*THE PROBLEM*:
Output, please, every line from the line that holds "Parse this screenshot: output" to the end, exactly as written.
+ + + +
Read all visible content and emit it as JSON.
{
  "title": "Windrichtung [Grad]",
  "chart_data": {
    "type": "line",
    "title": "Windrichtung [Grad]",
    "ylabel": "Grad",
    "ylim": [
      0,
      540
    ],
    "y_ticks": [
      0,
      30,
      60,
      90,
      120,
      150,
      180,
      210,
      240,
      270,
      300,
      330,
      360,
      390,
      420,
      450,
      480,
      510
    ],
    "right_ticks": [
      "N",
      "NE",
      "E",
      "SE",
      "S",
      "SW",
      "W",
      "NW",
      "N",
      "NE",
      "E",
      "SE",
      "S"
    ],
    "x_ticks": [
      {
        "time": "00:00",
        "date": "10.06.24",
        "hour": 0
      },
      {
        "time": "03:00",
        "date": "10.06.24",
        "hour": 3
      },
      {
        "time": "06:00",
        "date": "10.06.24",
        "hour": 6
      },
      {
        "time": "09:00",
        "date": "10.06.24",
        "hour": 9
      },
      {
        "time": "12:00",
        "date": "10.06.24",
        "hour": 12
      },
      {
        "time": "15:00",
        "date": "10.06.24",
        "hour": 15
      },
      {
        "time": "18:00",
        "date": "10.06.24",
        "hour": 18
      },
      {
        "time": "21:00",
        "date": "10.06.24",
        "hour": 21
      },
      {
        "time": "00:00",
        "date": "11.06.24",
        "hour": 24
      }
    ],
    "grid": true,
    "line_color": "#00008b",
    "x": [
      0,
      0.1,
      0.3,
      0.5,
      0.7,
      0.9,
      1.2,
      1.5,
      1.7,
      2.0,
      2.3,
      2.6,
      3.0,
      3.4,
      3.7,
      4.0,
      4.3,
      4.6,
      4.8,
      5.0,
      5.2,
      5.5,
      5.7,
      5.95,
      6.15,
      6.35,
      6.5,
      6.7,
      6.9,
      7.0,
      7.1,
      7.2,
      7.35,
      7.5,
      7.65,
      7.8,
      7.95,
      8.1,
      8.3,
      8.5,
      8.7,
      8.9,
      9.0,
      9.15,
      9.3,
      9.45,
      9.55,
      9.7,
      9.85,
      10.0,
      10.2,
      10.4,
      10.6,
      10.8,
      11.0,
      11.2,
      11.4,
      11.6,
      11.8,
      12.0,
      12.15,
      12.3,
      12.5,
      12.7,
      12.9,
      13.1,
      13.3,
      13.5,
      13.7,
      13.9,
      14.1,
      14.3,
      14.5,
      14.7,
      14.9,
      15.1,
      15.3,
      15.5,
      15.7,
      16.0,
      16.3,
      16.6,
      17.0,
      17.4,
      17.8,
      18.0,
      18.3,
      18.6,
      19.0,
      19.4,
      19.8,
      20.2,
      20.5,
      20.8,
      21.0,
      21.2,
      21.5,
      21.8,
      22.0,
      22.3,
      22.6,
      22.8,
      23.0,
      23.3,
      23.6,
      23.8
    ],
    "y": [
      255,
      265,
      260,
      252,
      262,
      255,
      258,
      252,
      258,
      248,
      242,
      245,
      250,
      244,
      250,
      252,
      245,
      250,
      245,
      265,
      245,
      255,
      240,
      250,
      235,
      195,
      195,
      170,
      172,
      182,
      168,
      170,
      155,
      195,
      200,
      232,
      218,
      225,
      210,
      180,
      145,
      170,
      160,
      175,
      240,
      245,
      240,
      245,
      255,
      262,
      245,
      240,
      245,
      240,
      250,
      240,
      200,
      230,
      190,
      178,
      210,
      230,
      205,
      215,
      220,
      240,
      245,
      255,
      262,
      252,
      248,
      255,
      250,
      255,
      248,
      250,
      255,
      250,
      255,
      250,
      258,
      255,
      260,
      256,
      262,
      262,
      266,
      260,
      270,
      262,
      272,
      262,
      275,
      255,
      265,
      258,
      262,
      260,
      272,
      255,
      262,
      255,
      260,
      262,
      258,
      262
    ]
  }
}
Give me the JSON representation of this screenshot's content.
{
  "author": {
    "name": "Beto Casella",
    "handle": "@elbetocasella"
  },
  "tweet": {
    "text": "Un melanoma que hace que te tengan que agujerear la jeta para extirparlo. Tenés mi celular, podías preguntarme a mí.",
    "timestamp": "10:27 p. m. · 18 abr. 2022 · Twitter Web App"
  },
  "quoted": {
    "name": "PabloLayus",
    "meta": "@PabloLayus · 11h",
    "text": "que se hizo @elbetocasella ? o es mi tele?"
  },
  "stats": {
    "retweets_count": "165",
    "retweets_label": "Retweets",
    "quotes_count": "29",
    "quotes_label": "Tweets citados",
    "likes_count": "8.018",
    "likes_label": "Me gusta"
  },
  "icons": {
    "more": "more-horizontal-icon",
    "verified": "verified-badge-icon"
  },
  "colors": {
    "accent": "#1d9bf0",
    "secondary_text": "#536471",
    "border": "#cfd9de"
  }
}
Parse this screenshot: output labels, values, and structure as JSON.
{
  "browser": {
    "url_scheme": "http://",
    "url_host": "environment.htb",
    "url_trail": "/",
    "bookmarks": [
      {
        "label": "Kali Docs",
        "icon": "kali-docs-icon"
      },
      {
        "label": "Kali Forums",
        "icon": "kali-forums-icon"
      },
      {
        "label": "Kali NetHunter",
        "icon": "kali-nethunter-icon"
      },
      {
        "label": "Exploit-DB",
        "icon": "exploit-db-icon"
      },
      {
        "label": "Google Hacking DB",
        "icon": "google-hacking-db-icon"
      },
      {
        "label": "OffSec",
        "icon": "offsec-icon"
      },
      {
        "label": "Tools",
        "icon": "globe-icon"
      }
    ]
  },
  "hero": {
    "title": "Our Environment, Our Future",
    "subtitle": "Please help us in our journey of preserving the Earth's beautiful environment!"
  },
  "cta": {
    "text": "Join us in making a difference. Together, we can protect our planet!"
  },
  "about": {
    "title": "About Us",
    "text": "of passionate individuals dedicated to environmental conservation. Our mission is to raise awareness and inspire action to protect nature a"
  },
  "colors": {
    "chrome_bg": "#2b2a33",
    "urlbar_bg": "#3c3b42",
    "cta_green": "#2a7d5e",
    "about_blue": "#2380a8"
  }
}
+ + + +
*THE OUTPUT*:
Parse this screenshot: output labels, values, and structure as JSON.
{
  "browser": {
    "url_scheme": "http://",
    "url_host": "environment.htb",
    "url_trail": "/",
    "bookmarks": [
      {
        "label": "Kali Docs",
        "icon": "kali-docs-icon"
      },
      {
        "label": "Kali Forums",
        "icon": "kali-forums-icon"
      },
      {
        "label": "Kali NetHunter",
        "icon": "kali-nethunter-icon"
      },
      {
        "label": "Exploit-DB",
        "icon": "exploit-db-icon"
      },
      {
        "label": "Google Hacking DB",
        "icon": "google-hacking-db-icon"
      },
      {
        "label": "OffSec",
        "icon": "offsec-icon"
      },
      {
        "label": "Tools",
        "icon": "globe-icon"
      }
    ]
  },
  "hero": {
    "title": "Our Environment, Our Future",
    "subtitle": "Please help us in our journey of preserving the Earth's beautiful environment!"
  },
  "cta": {
    "text": "Join us in making a difference. Together, we can protect our planet!"
  },
  "about": {
    "title": "About Us",
    "text": "of passionate individuals dedicated to environmental conservation. Our mission is to raise awareness and inspire action to protect nature a"
  },
  "colors": {
    "chrome_bg": "#2b2a33",
    "urlbar_bg": "#3c3b42",
    "cta_green": "#2a7d5e",
    "about_blue": "#2380a8"
  }
}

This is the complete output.